→ STATED GOAL A
Write out the portion of the forum thread on listening better that runs from "## Sandy55 (Jun" down to "check that first.", inclusive.

→ PROVIDED PASSAGE
□ □ □ □
# How do I listen better?



## Dizzy (Jun 3, 2009)

My husband and I have recently come through a pretty dark time in our 20 year marriage. For about a year we were fighting constantly and it was rare that an argument didn't include one of us asking, "If you're so miserable, why are you still here?" With both of us struggling to have conversations without the snotty comments to each other we've managed to reach a point where talking is easier again and we can bring up issues without going to the really nasty arguments.


We still have some ongoing issues that we're trying to work on and I need some advice. H feels like I just don't listen to him a lot of the time. Not the kind of listening when you're sitting face to face and having a conversation but the kind where you say "Did you hear...?" and he says "I told you that yesterday! See what I mean about not listening to me?"

My usual defense has 2 points to it. First, I grew up in a large family and if you ever wanted to watch a TV show, read a book, or do your homework, you figured out how to tune things out or you'd go insane. Secondly, our only child is our son who is 12 years old and has autism. Through most of his life I have been the one to stay home with him and my H works outside the home. Our son has a lot of repetitive speech and behaviors. One of which is replaying an interesting part of a video 30-40 times in a row. I've always felt that I had a good knack for tuning out the "noise" and picking up when something needed my attention.

When I try to explain that it's not that I'm not listening, it's just that I didn't hear him. He feels like sometimes I just consider him background noise and if I cared more I would be more aware of when he's speaking to me.

Any suggestions on how to work on paying better attention? It's not like I'm not interested in what he has to say, I'm just so wrapped up sometimes in what I'm doing that I don't even hear him speaking. I feel like it's just a bad habit I need to find a way to break but he feels that there are deeper issues going on. I want to show him that I do care but not sure how to go about changing my behavior.


----------



## Sandy55 (Jun 3, 2009)

Don't get offended, but have you had your hearing checked in the last 5 or so years. You've been married 20 years. I'd check that first.

My dh had stopped listening to me, and I discovered he is going deaf! :scratchhead: 

AND as we all age, it is harder to HEAR when there is ANY background noise going on...


----------



## Dizzy (Jun 3, 2009)

Offended? No. Amused? Yes  I actually suggested that to him one time and he thought I was just making excuses. But to hear someone else say it makes me think I should have it checked. If it was a hearing issue though, wouldn't you think someone else in my family or my friends would say "Hey! Can't you hear I'm talking to you?"
□ □ □ □
→ RECORDED DATA
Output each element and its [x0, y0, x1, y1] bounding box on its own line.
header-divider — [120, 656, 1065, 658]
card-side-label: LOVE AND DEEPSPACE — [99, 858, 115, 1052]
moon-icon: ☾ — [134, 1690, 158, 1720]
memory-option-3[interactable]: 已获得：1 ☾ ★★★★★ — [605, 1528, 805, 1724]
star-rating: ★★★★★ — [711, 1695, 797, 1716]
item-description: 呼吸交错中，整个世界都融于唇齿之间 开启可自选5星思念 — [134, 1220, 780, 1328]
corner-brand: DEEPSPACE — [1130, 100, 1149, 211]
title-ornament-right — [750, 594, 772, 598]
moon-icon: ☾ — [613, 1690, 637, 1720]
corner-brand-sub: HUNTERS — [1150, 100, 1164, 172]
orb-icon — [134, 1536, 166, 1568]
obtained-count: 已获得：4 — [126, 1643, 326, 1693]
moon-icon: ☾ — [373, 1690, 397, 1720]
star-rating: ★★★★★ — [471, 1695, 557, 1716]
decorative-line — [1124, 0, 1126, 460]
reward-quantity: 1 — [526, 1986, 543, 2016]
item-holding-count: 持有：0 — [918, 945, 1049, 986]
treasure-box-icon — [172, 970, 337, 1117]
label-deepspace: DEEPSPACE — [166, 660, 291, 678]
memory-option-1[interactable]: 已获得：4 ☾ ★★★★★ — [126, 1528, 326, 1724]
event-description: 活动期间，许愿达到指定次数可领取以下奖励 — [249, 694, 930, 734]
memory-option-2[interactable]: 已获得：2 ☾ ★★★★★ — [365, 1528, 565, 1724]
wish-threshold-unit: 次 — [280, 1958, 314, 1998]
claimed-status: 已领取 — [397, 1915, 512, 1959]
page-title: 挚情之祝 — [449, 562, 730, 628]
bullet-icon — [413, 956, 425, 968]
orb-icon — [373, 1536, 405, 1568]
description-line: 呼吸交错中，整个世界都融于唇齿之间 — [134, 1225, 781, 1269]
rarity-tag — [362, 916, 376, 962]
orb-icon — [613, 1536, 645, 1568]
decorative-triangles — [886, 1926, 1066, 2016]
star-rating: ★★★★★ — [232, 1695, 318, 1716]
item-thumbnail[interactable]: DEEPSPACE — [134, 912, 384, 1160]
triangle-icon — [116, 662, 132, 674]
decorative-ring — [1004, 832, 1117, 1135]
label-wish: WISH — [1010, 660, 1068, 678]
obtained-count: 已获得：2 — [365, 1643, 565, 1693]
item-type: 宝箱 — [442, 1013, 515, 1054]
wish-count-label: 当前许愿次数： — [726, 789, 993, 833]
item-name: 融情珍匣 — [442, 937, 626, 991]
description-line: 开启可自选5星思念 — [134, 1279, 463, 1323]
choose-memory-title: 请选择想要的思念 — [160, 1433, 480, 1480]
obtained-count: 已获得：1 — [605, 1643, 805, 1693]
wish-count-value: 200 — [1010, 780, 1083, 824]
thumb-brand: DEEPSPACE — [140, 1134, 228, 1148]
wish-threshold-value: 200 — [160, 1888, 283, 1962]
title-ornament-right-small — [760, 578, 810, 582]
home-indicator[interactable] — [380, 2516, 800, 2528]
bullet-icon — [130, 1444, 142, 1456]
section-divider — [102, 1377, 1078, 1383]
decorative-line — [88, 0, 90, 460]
□ □ □ □
→ STATED GOAL B
Give again, without alteration, every line of the listing from its very beginning down to and including the line containing "star-rating: ★★★★★ — [471, 1695, 557, 1716]".

→ TASK RESPONSE A
## Sandy55 (Jun 3, 2009)

Don't get offended, but have you had your hearing checked in the last 5 or so years. You've been married 20 years. I'd check that first.

→ TASK RESPONSE B
Output each element and its [x0, y0, x1, y1] bounding box on its own line.
header-divider — [120, 656, 1065, 658]
card-side-label: LOVE AND DEEPSPACE — [99, 858, 115, 1052]
moon-icon: ☾ — [134, 1690, 158, 1720]
memory-option-3[interactable]: 已获得：1 ☾ ★★★★★ — [605, 1528, 805, 1724]
star-rating: ★★★★★ — [711, 1695, 797, 1716]
item-description: 呼吸交错中，整个世界都融于唇齿之间 开启可自选5星思念 — [134, 1220, 780, 1328]
corner-brand: DEEPSPACE — [1130, 100, 1149, 211]
title-ornament-right — [750, 594, 772, 598]
moon-icon: ☾ — [613, 1690, 637, 1720]
corner-brand-sub: HUNTERS — [1150, 100, 1164, 172]
orb-icon — [134, 1536, 166, 1568]
obtained-count: 已获得：4 — [126, 1643, 326, 1693]
moon-icon: ☾ — [373, 1690, 397, 1720]
star-rating: ★★★★★ — [471, 1695, 557, 1716]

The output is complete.